··· Information supplied

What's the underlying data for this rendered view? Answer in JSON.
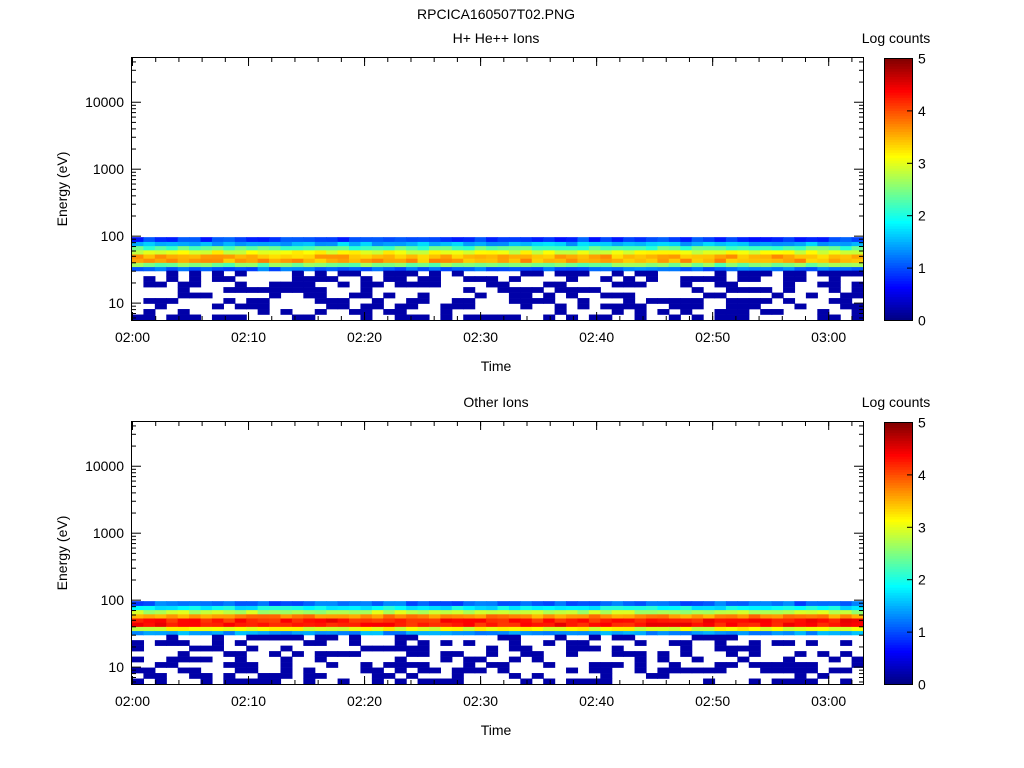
{
  "figure": {
    "title": "RPCICA160507T02.PNG"
  },
  "chart_data": [
    {
      "type": "heatmap",
      "title": "H+ He++ Ions",
      "xlabel": "Time",
      "ylabel": "Energy (eV)",
      "x_ticks": [
        "02:00",
        "02:10",
        "02:20",
        "02:30",
        "02:40",
        "02:50",
        "03:00"
      ],
      "x_range": [
        "02:00",
        "03:03"
      ],
      "y_scale": "log",
      "y_ticks": [
        10,
        100,
        1000,
        10000
      ],
      "y_range": [
        5.5,
        45000
      ],
      "colorbar": {
        "label": "Log counts",
        "range": [
          0,
          5
        ],
        "ticks": [
          0,
          1,
          2,
          3,
          4,
          5
        ],
        "colormap": "jet"
      },
      "peak_energy_eV": 45,
      "peak_log_counts": 3.6,
      "signal_energy_range_eV": [
        30,
        95
      ],
      "noise_energy_range_eV": [
        5.5,
        30
      ],
      "noise_log_counts": 0.2
    },
    {
      "type": "heatmap",
      "title": "Other Ions",
      "xlabel": "Time",
      "ylabel": "Energy (eV)",
      "x_ticks": [
        "02:00",
        "02:10",
        "02:20",
        "02:30",
        "02:40",
        "02:50",
        "03:00"
      ],
      "x_range": [
        "02:00",
        "03:03"
      ],
      "y_scale": "log",
      "y_ticks": [
        10,
        100,
        1000,
        10000
      ],
      "y_range": [
        5.5,
        45000
      ],
      "colorbar": {
        "label": "Log counts",
        "range": [
          0,
          5
        ],
        "ticks": [
          0,
          1,
          2,
          3,
          4,
          5
        ],
        "colormap": "jet"
      },
      "peak_energy_eV": 45,
      "peak_log_counts": 4.4,
      "signal_energy_range_eV": [
        30,
        95
      ],
      "noise_energy_range_eV": [
        5.5,
        30
      ],
      "noise_log_counts": 0.2
    }
  ]
}
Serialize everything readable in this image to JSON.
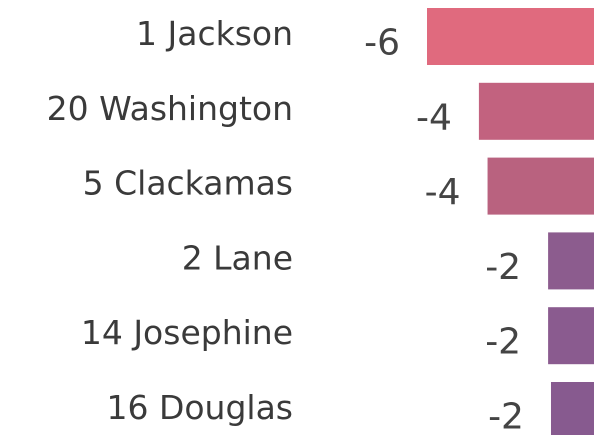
{
  "chart_data": {
    "type": "bar",
    "orientation": "horizontal",
    "categories": [
      "1 Jackson",
      "20 Washington",
      "5 Clackamas",
      "2 Lane",
      "14 Josephine",
      "16 Douglas"
    ],
    "values": [
      -6,
      -4.2,
      -3.9,
      -1.8,
      -1.8,
      -1.7
    ],
    "value_labels": [
      "-6",
      "-4",
      "-4",
      "-2",
      "-2",
      "-2"
    ],
    "colors": [
      "#e06a7e",
      "#c2627f",
      "#b9627f",
      "#8c5c8e",
      "#8a5b8f",
      "#875a8f"
    ],
    "xlim": [
      -6,
      0
    ]
  }
}
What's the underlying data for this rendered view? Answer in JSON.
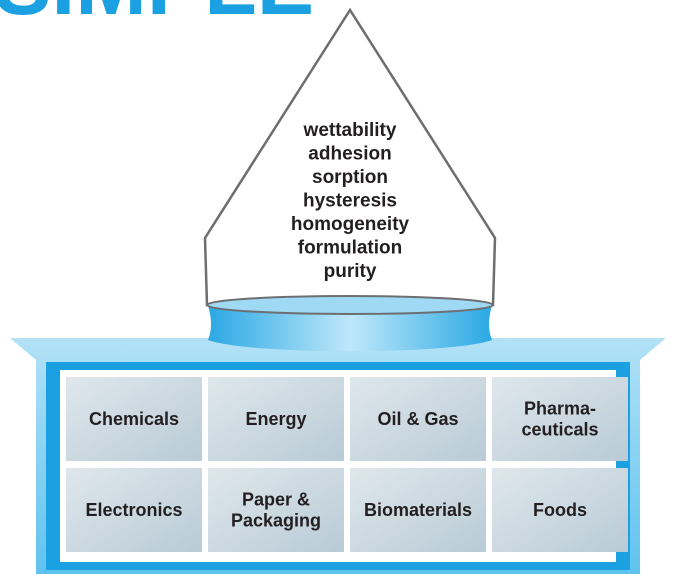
{
  "header": {
    "title": "SIMPLE"
  },
  "properties": [
    "wettability",
    "adhesion",
    "sorption",
    "hysteresis",
    "homogeneity",
    "formulation",
    "purity"
  ],
  "industries": [
    [
      "Chemicals"
    ],
    [
      "Energy"
    ],
    [
      "Oil & Gas"
    ],
    [
      "Pharma-",
      "ceuticals"
    ],
    [
      "Electronics"
    ],
    [
      "Paper &",
      "Packaging"
    ],
    [
      "Biomaterials"
    ],
    [
      "Foods"
    ]
  ]
}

······

Transcribe each line above verbatim, with the pictures left out.

What's the underlying data for this rendered view? Answer in JSON.
{
  "figure": {
    "title": "RPCICA160507T02.PNG"
  },
  "chart_data": [
    {
      "type": "heatmap",
      "title": "H+ He++ Ions",
      "xlabel": "Time",
      "ylabel": "Energy (eV)",
      "x_ticks": [
        "02:00",
        "02:10",
        "02:20",
        "02:30",
        "02:40",
        "02:50",
        "03:00"
      ],
      "x_range": [
        "02:00",
        "03:03"
      ],
      "y_scale": "log",
      "y_ticks": [
        10,
        100,
        1000,
        10000
      ],
      "y_range": [
        5.5,
        45000
      ],
      "colorbar": {
        "label": "Log counts",
        "range": [
          0,
          5
        ],
        "ticks": [
          0,
          1,
          2,
          3,
          4,
          5
        ],
        "colormap": "jet"
      },
      "peak_energy_eV": 45,
      "peak_log_counts": 3.6,
      "signal_energy_range_eV": [
        30,
        95
      ],
      "noise_energy_range_eV": [
        5.5,
        30
      ],
      "noise_log_counts": 0.2
    },
    {
      "type": "heatmap",
      "title": "Other Ions",
      "xlabel": "Time",
      "ylabel": "Energy (eV)",
      "x_ticks": [
        "02:00",
        "02:10",
        "02:20",
        "02:30",
        "02:40",
        "02:50",
        "03:00"
      ],
      "x_range": [
        "02:00",
        "03:03"
      ],
      "y_scale": "log",
      "y_ticks": [
        10,
        100,
        1000,
        10000
      ],
      "y_range": [
        5.5,
        45000
      ],
      "colorbar": {
        "label": "Log counts",
        "range": [
          0,
          5
        ],
        "ticks": [
          0,
          1,
          2,
          3,
          4,
          5
        ],
        "colormap": "jet"
      },
      "peak_energy_eV": 45,
      "peak_log_counts": 4.4,
      "signal_energy_range_eV": [
        30,
        95
      ],
      "noise_energy_range_eV": [
        5.5,
        30
      ],
      "noise_log_counts": 0.2
    }
  ]
}
Serialize everything readable in this image to JSON.
{
  "chart_data": {
    "type": "bar",
    "orientation": "horizontal",
    "categories": [
      "1 Jackson",
      "20 Washington",
      "5 Clackamas",
      "2 Lane",
      "14 Josephine",
      "16 Douglas"
    ],
    "values": [
      -6,
      -4.2,
      -3.9,
      -1.8,
      -1.8,
      -1.7
    ],
    "value_labels": [
      "-6",
      "-4",
      "-4",
      "-2",
      "-2",
      "-2"
    ],
    "colors": [
      "#e06a7e",
      "#c2627f",
      "#b9627f",
      "#8c5c8e",
      "#8a5b8f",
      "#875a8f"
    ],
    "xlim": [
      -6,
      0
    ]
  }
}
What's the underlying data for this rendered view? Answer in JSON.
{
  "header": {
    "title": "SIMPLE"
  },
  "properties": [
    "wettability",
    "adhesion",
    "sorption",
    "hysteresis",
    "homogeneity",
    "formulation",
    "purity"
  ],
  "industries": [
    [
      "Chemicals"
    ],
    [
      "Energy"
    ],
    [
      "Oil & Gas"
    ],
    [
      "Pharma-",
      "ceuticals"
    ],
    [
      "Electronics"
    ],
    [
      "Paper &",
      "Packaging"
    ],
    [
      "Biomaterials"
    ],
    [
      "Foods"
    ]
  ]
}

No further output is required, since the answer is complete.